> **DIRECTIONS FOR THIS TASK**:
The entries below are to be repeated exactly as they stand.

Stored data
↓

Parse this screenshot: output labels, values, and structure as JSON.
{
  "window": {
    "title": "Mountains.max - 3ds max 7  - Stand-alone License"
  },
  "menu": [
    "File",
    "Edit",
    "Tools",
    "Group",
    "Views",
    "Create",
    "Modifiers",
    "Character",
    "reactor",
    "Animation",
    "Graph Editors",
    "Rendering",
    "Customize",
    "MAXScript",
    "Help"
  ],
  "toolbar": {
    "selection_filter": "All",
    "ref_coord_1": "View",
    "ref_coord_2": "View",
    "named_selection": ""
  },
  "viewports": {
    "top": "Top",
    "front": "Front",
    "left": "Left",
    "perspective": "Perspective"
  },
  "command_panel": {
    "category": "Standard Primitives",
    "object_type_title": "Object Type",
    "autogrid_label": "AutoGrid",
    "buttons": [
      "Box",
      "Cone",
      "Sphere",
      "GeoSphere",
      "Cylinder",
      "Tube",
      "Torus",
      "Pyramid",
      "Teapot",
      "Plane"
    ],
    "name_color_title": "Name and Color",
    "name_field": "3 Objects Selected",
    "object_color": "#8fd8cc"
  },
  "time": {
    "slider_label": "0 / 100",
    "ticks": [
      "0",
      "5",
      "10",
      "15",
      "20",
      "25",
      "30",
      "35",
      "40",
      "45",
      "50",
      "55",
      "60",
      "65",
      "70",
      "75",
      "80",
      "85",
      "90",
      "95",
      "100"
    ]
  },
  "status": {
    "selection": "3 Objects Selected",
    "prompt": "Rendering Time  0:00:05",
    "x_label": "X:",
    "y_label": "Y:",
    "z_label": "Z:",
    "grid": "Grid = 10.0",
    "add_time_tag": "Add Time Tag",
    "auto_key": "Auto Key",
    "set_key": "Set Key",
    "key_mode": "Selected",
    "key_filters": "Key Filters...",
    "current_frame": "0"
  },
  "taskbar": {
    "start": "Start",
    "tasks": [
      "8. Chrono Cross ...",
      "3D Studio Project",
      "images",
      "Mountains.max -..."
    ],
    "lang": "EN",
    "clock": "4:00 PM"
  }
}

↑

> **CORRECT ANSWER**:
Parse this screenshot: output labels, values, and structure as JSON.
{
  "window": {
    "title": "Mountains.max - 3ds max 7  - Stand-alone License"
  },
  "menu": [
    "File",
    "Edit",
    "Tools",
    "Group",
    "Views",
    "Create",
    "Modifiers",
    "Character",
    "reactor",
    "Animation",
    "Graph Editors",
    "Rendering",
    "Customize",
    "MAXScript",
    "Help"
  ],
  "toolbar": {
    "selection_filter": "All",
    "ref_coord_1": "View",
    "ref_coord_2": "View",
    "named_selection": ""
  },
  "viewports": {
    "top": "Top",
    "front": "Front",
    "left": "Left",
    "perspective": "Perspective"
  },
  "command_panel": {
    "category": "Standard Primitives",
    "object_type_title": "Object Type",
    "autogrid_label": "AutoGrid",
    "buttons": [
      "Box",
      "Cone",
      "Sphere",
      "GeoSphere",
      "Cylinder",
      "Tube",
      "Torus",
      "Pyramid",
      "Teapot",
      "Plane"
    ],
    "name_color_title": "Name and Color",
    "name_field": "3 Objects Selected",
    "object_color": "#8fd8cc"
  },
  "time": {
    "slider_label": "0 / 100",
    "ticks": [
      "0",
      "5",
      "10",
      "15",
      "20",
      "25",
      "30",
      "35",
      "40",
      "45",
      "50",
      "55",
      "60",
      "65",
      "70",
      "75",
      "80",
      "85",
      "90",
      "95",
      "100"
    ]
  },
  "status": {
    "selection": "3 Objects Selected",
    "prompt": "Rendering Time  0:00:05",
    "x_label": "X:",
    "y_label": "Y:",
    "z_label": "Z:",
    "grid": "Grid = 10.0",
    "add_time_tag": "Add Time Tag",
    "auto_key": "Auto Key",
    "set_key": "Set Key",
    "key_mode": "Selected",
    "key_filters": "Key Filters...",
    "current_frame": "0"
  },
  "taskbar": {
    "start": "Start",
    "tasks": [
      "8. Chrono Cross ...",
      "3D Studio Project",
      "images",
      "Mountains.max -..."
    ],
    "lang": "EN",
    "clock": "4:00 PM"
  }
}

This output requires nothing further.